■ **Requirement A**: Would you print the passage on Netanyahu's silence after Charlottesville, starting at the words "The struggle against" and ending after "with anti-Semitic governments?"?
■ **Requirement B**: Does each statement agree with the passage on Netanyahu's silence after Charlottesville? Answer yes or no for each, quoting the deciding words. (i) Netanyahu commented on the Charlottesville march the following day. (ii) The march in Charlottesville took place on August 12, 2017. (iii) Israeli governments have maintained relationships with states where anti-Semitic policies prevailed.

■ **Selection**:
Israeli Prime Minister Benjamin Netanyahu’s silence following the neo-Nazi, white supremacist march in Charlottesville, Virginia on August 12, 2017 was deafening, and revealing. For three days following the parade of anti-Jewish slogans and swastikas, Netanyahu—often characterized as an outspoken critic of anti-Semitism worldwide—made no comment. [1]

The struggle against anti-Semitism and the effort to safeguard Jewish people around the world have certainly played a key role in the history of the Zionist movement and the establishment of the state of Israel. Yet Netanyahu’s politics provide evidence of other priorities. Indeed, Israeli governments over many decades have maintained relationships with states where anti-Semitic policies have prevailed. What accounts for this contradiction between Zionism’s self-stated mission to defend world Jewry and the economic, military and political partnerships Israel has pursued with anti-Semitic governments?

■ **Record extracts**:
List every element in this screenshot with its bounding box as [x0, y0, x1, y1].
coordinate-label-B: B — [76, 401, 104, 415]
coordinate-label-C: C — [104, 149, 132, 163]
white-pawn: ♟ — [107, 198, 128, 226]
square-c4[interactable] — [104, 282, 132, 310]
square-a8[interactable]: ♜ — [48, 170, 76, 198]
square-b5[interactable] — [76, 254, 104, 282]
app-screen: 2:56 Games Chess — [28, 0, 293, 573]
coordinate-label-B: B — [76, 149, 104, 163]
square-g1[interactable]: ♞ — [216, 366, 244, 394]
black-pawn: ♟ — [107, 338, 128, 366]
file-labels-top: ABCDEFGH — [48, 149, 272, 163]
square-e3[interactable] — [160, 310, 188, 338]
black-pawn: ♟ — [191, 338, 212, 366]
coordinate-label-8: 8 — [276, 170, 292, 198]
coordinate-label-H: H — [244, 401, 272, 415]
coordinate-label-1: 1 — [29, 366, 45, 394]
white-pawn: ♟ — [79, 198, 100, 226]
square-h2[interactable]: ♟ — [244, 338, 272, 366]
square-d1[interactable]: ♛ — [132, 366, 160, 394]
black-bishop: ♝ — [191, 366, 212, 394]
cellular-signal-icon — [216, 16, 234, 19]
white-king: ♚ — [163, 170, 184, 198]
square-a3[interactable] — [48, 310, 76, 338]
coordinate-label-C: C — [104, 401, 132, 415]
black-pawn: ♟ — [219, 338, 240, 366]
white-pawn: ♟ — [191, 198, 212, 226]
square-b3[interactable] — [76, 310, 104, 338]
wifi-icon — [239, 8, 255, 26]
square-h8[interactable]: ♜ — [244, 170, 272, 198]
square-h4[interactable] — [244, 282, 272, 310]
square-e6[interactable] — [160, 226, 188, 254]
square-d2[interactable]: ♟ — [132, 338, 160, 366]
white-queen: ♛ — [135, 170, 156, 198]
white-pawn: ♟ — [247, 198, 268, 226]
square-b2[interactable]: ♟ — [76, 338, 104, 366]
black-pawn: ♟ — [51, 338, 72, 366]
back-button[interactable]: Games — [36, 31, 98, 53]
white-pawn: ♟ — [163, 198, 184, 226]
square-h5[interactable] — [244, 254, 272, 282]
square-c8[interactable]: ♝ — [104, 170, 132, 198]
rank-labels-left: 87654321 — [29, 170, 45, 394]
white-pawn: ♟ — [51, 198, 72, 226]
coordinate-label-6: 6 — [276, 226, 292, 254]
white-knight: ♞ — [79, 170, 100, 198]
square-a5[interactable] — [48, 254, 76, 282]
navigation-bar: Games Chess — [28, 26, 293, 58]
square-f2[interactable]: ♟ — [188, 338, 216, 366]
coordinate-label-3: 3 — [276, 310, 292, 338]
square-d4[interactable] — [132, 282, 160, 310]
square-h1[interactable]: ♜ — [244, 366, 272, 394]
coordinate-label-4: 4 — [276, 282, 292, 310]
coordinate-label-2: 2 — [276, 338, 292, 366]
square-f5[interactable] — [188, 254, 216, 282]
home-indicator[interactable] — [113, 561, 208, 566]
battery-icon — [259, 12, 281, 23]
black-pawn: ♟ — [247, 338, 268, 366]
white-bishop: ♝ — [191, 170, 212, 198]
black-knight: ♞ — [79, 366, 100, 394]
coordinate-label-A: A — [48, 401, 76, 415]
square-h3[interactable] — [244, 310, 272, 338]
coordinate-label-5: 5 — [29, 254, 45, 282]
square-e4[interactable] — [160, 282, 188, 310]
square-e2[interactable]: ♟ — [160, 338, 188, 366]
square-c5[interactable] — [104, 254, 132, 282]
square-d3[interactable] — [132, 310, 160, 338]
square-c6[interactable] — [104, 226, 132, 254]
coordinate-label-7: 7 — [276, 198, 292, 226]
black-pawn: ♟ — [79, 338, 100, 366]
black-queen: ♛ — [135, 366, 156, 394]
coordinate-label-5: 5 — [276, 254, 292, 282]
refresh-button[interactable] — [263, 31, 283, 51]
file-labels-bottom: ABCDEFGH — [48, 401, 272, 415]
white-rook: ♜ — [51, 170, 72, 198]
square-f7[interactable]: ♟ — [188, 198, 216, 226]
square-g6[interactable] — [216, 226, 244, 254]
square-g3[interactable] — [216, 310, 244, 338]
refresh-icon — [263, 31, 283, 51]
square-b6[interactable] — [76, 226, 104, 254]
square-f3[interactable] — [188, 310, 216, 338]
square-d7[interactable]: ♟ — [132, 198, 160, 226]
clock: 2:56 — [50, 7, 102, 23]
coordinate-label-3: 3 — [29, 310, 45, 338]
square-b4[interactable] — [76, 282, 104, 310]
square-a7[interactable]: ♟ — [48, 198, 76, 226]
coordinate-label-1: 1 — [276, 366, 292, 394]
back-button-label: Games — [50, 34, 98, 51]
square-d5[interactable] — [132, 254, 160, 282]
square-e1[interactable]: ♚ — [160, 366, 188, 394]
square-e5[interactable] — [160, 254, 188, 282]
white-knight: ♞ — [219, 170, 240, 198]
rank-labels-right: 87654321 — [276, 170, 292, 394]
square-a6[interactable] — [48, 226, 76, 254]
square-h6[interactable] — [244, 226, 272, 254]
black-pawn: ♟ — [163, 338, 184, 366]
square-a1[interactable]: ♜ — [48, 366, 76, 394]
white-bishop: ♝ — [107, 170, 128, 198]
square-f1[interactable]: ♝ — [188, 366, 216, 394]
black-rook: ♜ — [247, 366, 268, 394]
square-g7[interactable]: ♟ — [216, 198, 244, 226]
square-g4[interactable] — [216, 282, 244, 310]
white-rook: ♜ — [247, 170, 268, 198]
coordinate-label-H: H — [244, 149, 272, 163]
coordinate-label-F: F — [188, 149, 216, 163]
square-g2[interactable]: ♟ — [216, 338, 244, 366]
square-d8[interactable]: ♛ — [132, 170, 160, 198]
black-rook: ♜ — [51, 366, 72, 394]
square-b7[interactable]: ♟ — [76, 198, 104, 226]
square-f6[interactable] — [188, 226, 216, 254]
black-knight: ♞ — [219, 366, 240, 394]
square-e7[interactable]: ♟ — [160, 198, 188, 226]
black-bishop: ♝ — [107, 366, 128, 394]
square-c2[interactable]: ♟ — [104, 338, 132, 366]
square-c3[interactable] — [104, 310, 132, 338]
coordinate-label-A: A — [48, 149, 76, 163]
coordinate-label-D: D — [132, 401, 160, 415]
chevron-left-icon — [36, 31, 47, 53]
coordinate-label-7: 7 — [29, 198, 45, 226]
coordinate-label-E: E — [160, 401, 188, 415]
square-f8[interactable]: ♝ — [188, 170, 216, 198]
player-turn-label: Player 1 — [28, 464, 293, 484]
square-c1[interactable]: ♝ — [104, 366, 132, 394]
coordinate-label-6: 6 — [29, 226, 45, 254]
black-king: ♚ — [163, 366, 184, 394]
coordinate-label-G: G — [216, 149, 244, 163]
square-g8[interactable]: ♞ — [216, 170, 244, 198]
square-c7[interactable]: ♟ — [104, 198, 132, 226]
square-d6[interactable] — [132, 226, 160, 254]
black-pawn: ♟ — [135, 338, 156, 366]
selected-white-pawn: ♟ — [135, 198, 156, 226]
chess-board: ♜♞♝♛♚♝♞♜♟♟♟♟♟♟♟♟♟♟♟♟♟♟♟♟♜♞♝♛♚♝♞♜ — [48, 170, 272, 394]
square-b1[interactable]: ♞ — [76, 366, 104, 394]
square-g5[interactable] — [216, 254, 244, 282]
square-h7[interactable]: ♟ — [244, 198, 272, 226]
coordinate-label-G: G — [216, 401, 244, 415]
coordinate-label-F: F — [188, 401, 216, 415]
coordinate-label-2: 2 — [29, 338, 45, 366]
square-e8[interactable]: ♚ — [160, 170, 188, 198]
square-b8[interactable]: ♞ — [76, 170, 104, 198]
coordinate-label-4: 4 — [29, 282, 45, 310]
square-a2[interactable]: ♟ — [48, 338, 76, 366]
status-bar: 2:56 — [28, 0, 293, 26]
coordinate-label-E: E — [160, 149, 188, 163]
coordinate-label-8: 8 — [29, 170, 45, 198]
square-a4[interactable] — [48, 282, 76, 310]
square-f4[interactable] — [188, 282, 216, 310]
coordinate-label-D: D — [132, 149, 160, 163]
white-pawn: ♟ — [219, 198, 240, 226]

■ **Correct answer A**:
The struggle against anti-Semitism and the effort to safeguard Jewish people around the world have certainly played a key role in the history of the Zionist movement and the establishment of the state of Israel. Yet Netanyahu’s politics provide evidence of other priorities. Indeed, Israeli governments over many decades have maintained relationships with states where anti-Semitic policies have prevailed. What accounts for this contradiction between Zionism’s self-stated mission to defend world Jewry and the economic, military and political partnerships Israel has pursued with anti-Semitic governments?

■ **Correct answer B**:
(i) No: "For three days following the parade of anti-Jewish slogans and swastikas, Netanyahu—often characterized as an outspoken critic of anti-Semitism worldwide—made no comment."
(ii) Yes: "the neo-Nazi, white supremacist march in Charlottesville, Virginia on August 12, 2017"
(iii) Yes: "Israeli governments over many decades have maintained relationships with states where anti-Semitic policies have prevailed."